Given exercise:
Transcribe each of the records below exactly, excluding all pictures.

Data extracted from a collection:
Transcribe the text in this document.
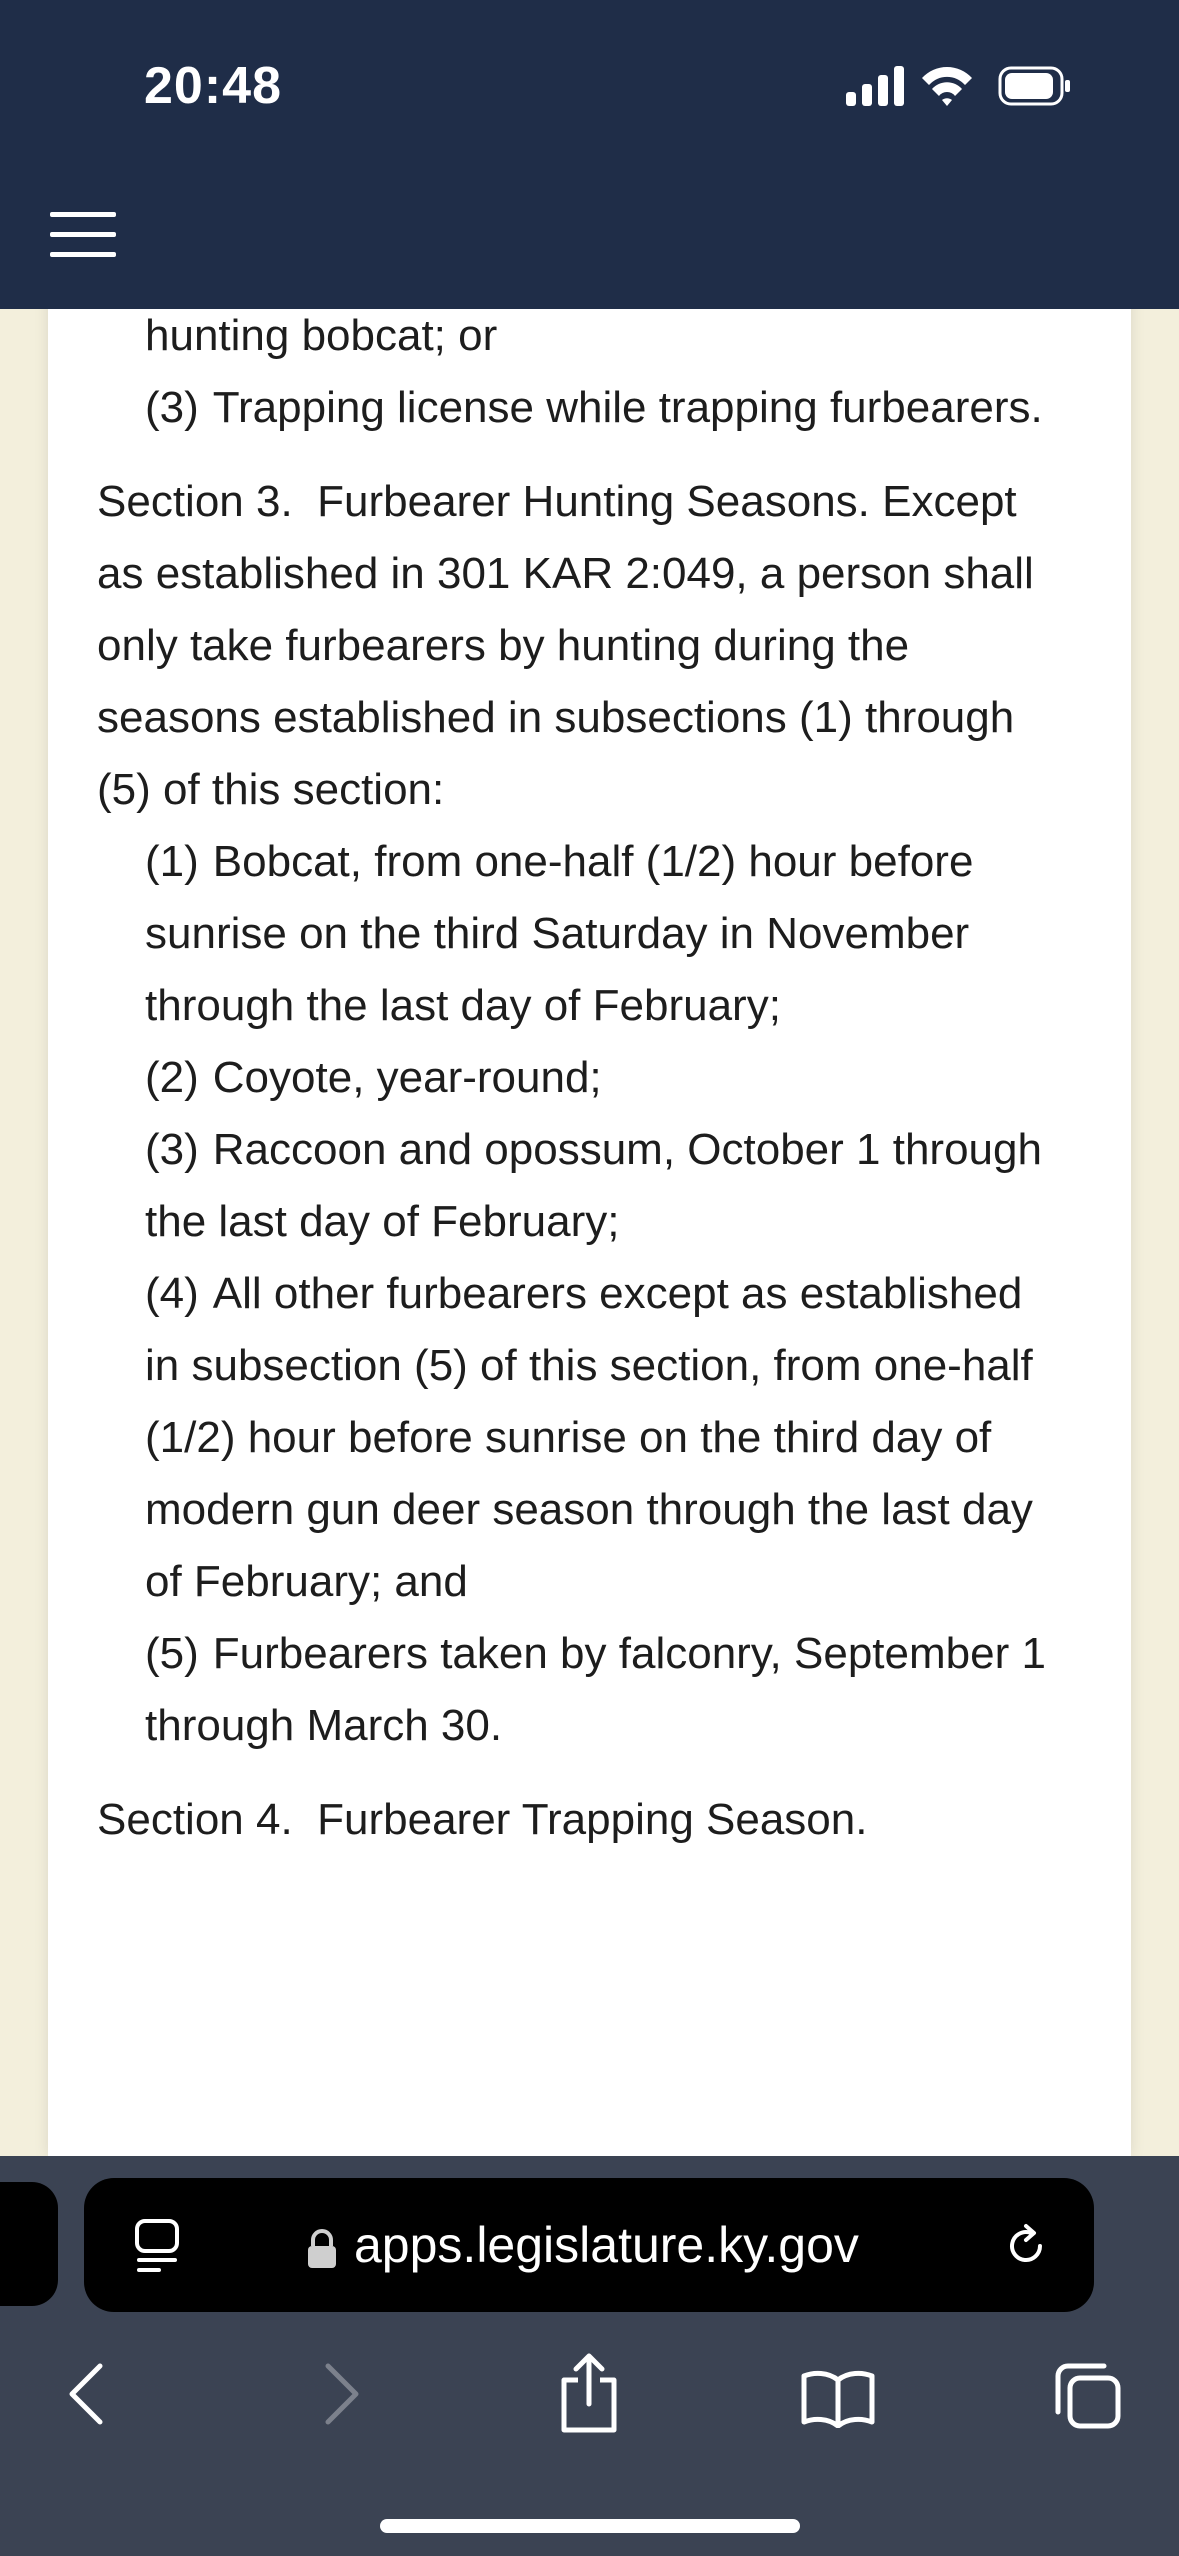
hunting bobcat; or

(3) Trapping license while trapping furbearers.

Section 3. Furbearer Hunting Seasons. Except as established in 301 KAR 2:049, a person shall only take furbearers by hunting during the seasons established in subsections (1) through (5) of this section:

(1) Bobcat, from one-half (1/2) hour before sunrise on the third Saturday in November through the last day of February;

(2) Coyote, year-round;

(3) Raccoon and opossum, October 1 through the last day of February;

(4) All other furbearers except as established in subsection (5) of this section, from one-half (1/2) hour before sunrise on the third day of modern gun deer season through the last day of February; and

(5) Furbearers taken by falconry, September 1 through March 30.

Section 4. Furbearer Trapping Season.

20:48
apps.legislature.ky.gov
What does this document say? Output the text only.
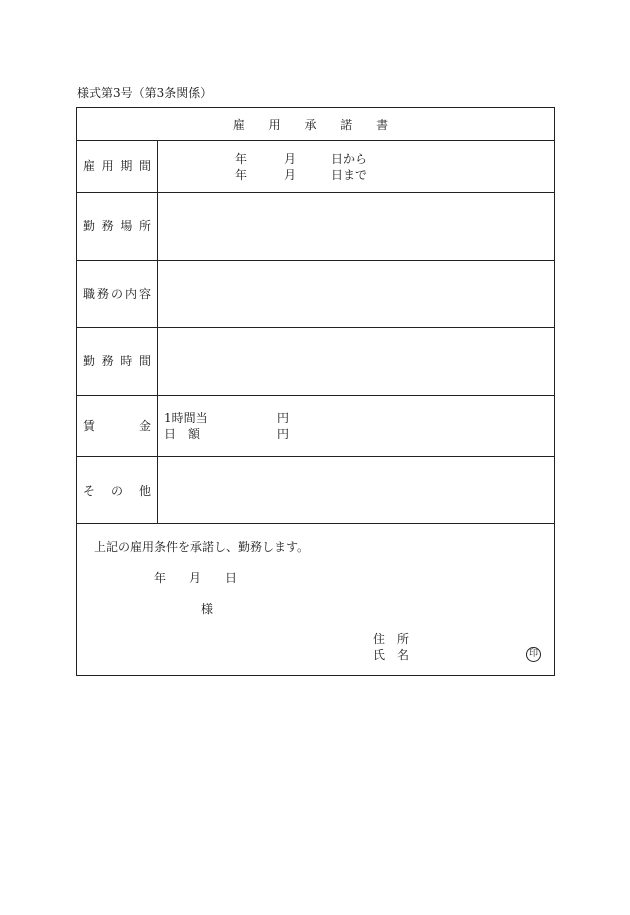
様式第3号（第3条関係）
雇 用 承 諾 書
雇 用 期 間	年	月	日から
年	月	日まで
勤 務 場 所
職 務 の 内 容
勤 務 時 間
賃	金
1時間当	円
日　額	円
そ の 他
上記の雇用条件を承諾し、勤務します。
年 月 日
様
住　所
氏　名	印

Result:
Transcribe the text in this document.
hunting bobcat; or

(3) Trapping license while trapping furbearers.

Section 3. Furbearer Hunting Seasons. Except as established in 301 KAR 2:049, a person shall only take furbearers by hunting during the seasons established in subsections (1) through (5) of this section:

(1) Bobcat, from one-half (1/2) hour before sunrise on the third Saturday in November through the last day of February;

(2) Coyote, year-round;

(3) Raccoon and opossum, October 1 through the last day of February;

(4) All other furbearers except as established in subsection (5) of this section, from one-half (1/2) hour before sunrise on the third day of modern gun deer season through the last day of February; and

(5) Furbearers taken by falconry, September 1 through March 30.

Section 4. Furbearer Trapping Season.

20:48
apps.legislature.ky.gov
What does this document say? Output the text only.
様式第3号（第3条関係）
雇 用 承 諾 書
雇 用 期 間	年	月	日から
年	月	日まで
勤 務 場 所
職 務 の 内 容
勤 務 時 間
賃	金
1時間当	円
日　額	円
そ の 他
上記の雇用条件を承諾し、勤務します。
年 月 日
様
住　所
氏　名	印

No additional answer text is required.